◆ Aufgabe 1 ◆
Aktualisieren Sie im Text zur EU-US-Agenda den Abschnitt von „Der 14-seitige Text“ bis einschließlich „Obama (2009-2017) war.“. Ersetzen Sie darin „Mitteilung“ durch „Stellungnahme“ und geben Sie den Abschnitt vollständig wieder.
◆ Aufgabe 2 ◆
An welchem Tag wurde Joe Biden laut dem Text zur EU-US-Agenda offiziell vereidigt?

◆ Quelldokument ◆
──────
Der 14-seitige Text ist vom 2. Dezember 2020 datiert und trägt den Titel: „Eine neue EU-US-Agenda für den globalen Wandel“ [Join (2020) 22 final]. Ziel der Mitteilung ist die Ansprache der neuen US-Administration unter dem 46. US-Präsidenten Joe Biden, der am 20. Januar 2021 offiziell vereidigt wurde. Nach den vier desaströsen Jahren der Amtszeit von Donald J. Trump wird in der Mitteilung eine große Hoffnung in die Erneuerung und Stärkung der transatlantischen Beziehungen zum Ausdruck gebracht. Die EU hat berechtigten Grund dazu, weil Joe Biden Vizepräsident in der Amtszeit von Barack Obama (2009-2017) war.

Dabei wird Eingangs betont, dass es nicht um nostalgische Wiederherstellung der alten Verhältnisse aus der Zeit des Marshallplans geht, sondern um eine neue Justierung zwischen der Europäischen Union und den USA, auch im Rahmen der NATO. Die Hoffnung auf eine neue transatlantische Agenda für globale Zusammenarbeit ist mit dem Anspruch auf eine Symmetrisierung zwischen der Europäischen Union und den USA verbunden, um strategische Prioritäten und eine globale Führungsrolle einzunehmen. „Die USA und die EU haben sich verändert, ebenso wie die Machtdynamik und die geopolitischen und technologischen Realitäten.“

Als Themenfelder stehen dort die Bekämpfung von Covid-19 und die Entwicklung eines gemeinsamen Pandemie-Handbuchs für Vorsorge und Reaktion zu entwickeln, Bereitschaftspläne, Krisenprotokolle und für die Abwehr notwendige Ressourcen sollen angeglichen werden. Die Stärkung der Weltgesundheitsorganisation (WHO) und ihre größere Unabhängigkeit wird vorgeschlagen. Ein weiteres Feld ist der Klimawandel und der Kampf gegen den Verlust von biologischer Vielfalt, für den die Volkswirtschaften auf beidrn Seiten des Atlantiks umgebaut werden sollen. Emmissionsneutralität bis 2050 wird vorgeschlagen. Auch wird eine Führungsrolle auf dem Weg zu einer „grünen, kreislauforientierten, wettbewerbsfähigen und integrativen Wirtschaft“ eingefordert.
──────
Auszüge aus einem Datensatz:
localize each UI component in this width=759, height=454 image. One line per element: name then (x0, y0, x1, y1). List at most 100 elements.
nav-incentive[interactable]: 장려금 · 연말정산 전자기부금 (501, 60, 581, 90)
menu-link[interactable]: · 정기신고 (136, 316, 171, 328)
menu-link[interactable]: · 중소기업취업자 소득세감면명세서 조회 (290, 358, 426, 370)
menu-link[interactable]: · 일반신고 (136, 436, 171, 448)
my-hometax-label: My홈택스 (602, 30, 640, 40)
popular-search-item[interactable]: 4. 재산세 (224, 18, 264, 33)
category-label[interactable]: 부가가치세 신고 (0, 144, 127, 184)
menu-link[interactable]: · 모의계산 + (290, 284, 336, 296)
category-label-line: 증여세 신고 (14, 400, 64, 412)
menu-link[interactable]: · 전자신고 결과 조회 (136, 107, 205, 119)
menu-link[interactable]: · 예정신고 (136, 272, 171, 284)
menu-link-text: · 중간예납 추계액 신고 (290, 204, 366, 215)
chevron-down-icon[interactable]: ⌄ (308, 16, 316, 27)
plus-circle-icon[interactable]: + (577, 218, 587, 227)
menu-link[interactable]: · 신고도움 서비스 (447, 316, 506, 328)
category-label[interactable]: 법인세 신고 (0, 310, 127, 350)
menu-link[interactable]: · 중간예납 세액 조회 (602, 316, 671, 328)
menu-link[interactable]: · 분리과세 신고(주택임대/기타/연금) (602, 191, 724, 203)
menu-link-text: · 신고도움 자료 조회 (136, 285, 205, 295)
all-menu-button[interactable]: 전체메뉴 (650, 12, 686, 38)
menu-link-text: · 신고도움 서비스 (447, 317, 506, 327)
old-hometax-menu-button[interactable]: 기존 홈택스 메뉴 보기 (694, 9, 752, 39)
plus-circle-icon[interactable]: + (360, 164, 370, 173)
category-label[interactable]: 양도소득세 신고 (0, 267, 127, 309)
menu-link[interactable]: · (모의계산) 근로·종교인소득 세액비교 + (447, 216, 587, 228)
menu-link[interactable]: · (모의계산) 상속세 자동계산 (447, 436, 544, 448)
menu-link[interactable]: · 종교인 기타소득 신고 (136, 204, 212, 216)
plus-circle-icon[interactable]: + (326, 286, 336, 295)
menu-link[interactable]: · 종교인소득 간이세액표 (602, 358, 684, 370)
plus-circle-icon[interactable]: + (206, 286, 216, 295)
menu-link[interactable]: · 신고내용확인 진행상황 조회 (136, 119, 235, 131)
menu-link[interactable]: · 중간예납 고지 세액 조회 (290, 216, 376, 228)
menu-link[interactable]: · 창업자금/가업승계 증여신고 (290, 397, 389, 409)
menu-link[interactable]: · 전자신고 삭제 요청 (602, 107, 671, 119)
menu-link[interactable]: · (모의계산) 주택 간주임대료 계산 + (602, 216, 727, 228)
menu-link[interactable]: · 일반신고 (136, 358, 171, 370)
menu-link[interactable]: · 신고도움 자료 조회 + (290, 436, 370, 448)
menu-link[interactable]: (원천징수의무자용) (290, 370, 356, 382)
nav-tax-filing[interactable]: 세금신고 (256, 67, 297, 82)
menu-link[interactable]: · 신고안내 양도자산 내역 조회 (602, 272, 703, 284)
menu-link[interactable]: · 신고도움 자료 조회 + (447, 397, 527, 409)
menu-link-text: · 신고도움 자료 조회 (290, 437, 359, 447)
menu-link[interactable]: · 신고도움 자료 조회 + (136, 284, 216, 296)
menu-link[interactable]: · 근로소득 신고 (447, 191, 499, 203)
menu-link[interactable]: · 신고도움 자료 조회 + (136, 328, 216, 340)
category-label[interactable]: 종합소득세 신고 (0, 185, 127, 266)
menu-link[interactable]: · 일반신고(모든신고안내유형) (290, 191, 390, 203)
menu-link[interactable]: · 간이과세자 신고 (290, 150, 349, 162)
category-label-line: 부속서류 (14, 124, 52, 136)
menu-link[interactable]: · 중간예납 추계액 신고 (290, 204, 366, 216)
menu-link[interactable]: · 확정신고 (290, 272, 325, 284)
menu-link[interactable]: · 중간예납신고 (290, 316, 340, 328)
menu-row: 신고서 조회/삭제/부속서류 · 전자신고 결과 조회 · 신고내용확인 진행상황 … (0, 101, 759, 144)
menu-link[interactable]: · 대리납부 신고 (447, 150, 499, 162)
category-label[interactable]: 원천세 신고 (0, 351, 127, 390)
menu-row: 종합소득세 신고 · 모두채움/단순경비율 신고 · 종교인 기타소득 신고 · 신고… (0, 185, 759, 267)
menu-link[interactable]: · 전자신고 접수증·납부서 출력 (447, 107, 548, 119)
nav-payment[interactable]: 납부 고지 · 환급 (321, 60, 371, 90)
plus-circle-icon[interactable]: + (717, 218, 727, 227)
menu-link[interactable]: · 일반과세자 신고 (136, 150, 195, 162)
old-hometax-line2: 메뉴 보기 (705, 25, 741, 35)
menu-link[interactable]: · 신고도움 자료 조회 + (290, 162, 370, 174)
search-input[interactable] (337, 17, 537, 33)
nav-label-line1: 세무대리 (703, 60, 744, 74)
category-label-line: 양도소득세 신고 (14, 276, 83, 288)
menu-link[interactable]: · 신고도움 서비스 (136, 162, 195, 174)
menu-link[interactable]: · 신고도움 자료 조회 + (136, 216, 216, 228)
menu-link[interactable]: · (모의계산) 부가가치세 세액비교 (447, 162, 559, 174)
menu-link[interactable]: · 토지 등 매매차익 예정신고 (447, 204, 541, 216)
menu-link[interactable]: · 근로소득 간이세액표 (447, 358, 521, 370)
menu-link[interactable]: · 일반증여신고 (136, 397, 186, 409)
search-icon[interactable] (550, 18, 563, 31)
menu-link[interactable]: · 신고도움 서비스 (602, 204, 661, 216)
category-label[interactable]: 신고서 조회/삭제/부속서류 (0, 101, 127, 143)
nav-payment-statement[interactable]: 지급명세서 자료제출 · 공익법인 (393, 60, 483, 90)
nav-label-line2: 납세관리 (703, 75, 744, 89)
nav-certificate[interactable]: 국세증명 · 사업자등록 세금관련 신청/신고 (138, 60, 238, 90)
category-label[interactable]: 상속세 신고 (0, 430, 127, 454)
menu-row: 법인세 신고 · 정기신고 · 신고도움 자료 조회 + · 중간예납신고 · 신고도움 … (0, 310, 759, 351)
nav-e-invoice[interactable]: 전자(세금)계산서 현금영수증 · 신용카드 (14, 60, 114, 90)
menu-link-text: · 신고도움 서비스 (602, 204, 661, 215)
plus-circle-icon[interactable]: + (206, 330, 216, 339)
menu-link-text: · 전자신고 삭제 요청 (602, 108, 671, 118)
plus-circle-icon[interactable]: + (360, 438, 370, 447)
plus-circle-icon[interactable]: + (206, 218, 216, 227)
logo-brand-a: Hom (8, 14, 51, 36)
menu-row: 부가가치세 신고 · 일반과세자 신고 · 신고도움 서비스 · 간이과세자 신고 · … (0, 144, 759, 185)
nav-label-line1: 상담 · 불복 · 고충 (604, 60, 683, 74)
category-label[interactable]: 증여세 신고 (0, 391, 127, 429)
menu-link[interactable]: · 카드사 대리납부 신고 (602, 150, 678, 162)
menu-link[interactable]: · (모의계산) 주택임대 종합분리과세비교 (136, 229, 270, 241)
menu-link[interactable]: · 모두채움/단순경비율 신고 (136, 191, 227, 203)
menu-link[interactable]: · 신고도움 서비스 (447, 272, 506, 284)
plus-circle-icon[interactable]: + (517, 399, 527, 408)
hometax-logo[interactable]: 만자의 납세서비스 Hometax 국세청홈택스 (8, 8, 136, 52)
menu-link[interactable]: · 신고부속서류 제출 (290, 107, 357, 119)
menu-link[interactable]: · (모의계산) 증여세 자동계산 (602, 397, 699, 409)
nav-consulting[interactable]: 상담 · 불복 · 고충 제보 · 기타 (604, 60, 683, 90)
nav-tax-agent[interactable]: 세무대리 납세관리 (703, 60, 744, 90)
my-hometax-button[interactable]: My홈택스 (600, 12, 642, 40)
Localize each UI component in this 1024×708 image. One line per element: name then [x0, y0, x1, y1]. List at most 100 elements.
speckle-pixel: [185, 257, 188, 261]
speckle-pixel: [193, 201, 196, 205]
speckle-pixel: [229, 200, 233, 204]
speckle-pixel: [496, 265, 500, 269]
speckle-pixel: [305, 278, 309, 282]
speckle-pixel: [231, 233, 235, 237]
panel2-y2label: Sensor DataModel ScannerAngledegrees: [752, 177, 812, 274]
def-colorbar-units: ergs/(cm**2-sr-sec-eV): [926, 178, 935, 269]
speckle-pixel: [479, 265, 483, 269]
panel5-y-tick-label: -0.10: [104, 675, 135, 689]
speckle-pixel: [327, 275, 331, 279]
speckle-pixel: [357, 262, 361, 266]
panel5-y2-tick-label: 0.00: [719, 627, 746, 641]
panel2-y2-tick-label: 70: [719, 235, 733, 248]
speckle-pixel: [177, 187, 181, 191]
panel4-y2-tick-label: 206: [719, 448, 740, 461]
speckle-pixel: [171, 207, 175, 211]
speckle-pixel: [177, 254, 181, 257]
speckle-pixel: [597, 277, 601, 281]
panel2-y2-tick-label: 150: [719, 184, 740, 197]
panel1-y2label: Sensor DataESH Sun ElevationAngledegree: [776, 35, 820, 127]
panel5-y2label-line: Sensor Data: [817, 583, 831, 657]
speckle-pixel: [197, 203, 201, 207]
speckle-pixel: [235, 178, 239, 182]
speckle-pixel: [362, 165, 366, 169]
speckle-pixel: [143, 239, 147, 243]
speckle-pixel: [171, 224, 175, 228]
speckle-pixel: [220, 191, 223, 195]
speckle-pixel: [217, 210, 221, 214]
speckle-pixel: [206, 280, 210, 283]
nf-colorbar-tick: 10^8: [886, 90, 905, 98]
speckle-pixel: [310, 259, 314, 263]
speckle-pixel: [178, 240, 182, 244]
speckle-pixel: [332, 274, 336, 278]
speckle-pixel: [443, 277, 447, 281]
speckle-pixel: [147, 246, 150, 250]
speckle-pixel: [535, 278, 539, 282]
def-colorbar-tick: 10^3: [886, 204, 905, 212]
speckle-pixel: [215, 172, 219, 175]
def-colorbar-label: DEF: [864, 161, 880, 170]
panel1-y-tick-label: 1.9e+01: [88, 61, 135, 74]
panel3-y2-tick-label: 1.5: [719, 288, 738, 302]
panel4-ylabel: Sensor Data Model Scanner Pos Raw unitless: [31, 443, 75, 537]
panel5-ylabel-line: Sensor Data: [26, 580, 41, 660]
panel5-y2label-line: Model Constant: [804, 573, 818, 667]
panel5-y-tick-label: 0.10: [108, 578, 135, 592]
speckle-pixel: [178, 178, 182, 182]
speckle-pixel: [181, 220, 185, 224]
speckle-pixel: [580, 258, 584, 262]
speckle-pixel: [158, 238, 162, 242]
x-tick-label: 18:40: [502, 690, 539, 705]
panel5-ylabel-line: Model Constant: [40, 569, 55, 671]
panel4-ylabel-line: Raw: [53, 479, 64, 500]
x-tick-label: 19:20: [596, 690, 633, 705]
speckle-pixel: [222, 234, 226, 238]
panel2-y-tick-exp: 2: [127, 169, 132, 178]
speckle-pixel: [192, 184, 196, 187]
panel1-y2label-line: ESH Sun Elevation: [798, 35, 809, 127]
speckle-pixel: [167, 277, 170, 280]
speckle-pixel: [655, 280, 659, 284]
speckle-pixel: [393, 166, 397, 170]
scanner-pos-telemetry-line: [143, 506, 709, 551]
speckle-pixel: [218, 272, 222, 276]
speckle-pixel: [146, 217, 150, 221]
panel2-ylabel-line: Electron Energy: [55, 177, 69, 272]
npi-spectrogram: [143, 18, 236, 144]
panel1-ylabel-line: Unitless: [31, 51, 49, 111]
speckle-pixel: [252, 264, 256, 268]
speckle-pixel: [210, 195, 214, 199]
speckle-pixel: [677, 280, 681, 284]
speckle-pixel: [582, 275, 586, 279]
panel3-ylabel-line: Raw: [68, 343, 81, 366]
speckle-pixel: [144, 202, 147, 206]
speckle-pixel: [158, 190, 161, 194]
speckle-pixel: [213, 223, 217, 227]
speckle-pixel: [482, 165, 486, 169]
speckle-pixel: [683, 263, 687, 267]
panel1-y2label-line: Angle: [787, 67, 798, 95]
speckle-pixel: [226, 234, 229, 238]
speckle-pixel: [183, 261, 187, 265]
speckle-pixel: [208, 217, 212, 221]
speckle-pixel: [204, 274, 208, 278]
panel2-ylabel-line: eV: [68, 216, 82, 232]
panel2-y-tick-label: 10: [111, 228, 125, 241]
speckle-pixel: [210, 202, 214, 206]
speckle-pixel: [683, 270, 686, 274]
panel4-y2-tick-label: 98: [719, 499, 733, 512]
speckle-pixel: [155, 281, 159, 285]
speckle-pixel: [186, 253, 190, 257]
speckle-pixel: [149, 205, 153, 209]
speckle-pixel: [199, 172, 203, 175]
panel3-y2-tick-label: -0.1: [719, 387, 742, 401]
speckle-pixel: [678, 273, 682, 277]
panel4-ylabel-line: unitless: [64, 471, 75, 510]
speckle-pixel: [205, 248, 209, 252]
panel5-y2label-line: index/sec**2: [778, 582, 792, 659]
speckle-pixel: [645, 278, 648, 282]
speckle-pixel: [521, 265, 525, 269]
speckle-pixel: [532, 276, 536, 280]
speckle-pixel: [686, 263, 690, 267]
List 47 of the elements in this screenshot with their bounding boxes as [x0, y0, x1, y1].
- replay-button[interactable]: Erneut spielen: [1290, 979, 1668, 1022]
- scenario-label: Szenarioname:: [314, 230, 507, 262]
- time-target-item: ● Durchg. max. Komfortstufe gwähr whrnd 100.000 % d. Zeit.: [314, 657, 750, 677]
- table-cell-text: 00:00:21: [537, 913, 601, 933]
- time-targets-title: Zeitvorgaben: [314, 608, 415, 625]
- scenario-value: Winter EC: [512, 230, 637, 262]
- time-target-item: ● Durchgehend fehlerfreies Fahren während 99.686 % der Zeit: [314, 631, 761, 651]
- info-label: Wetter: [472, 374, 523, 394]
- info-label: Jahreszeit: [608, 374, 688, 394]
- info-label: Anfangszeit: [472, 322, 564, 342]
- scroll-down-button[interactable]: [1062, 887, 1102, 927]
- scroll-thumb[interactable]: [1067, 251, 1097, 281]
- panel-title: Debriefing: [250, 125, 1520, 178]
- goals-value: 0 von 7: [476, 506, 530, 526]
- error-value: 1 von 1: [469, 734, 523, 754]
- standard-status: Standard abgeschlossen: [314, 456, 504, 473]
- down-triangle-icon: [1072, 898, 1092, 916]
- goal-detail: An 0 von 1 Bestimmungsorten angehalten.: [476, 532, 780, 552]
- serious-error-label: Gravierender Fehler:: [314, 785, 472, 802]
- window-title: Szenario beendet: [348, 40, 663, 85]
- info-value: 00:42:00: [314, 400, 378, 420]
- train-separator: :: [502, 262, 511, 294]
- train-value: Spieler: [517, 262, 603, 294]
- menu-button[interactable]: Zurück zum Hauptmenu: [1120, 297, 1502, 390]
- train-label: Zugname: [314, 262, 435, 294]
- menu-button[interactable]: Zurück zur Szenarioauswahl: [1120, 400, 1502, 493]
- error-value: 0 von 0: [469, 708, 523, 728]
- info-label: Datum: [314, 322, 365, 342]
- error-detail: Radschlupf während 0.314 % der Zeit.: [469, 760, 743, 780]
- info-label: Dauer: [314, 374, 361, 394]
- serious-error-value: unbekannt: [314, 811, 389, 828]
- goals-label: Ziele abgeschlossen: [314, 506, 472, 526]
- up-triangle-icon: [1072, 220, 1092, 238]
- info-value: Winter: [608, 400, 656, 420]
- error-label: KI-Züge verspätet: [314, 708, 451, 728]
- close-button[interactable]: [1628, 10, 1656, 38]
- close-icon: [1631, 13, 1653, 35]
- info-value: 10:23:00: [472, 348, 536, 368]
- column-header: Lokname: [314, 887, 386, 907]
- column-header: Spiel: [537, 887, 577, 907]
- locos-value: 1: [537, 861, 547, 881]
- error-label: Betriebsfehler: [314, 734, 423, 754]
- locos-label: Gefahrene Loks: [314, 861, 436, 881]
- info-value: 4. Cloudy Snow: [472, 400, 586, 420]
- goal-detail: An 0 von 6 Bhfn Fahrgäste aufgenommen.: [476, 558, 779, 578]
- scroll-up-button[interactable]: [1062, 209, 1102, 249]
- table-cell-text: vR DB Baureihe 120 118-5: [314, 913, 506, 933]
──────
◆ Lösung 1 ◆
Der 14-seitige Text ist vom 2. Dezember 2020 datiert und trägt den Titel: „Eine neue EU-US-Agenda für den globalen Wandel“ [Join (2020) 22 final]. Ziel der Stellungnahme ist die Ansprache der neuen US-Administration unter dem 46. US-Präsidenten Joe Biden, der am 20. Januar 2021 offiziell vereidigt wurde. Nach den vier desaströsen Jahren der Amtszeit von Donald J. Trump wird in der Stellungnahme eine große Hoffnung in die Erneuerung und Stärkung der transatlantischen Beziehungen zum Ausdruck gebracht. Die EU hat berechtigten Grund dazu, weil Joe Biden Vizepräsident in der Amtszeit von Barack Obama (2009-2017) war.

◆ Lösung 2 ◆
Am 20. Januar 2021.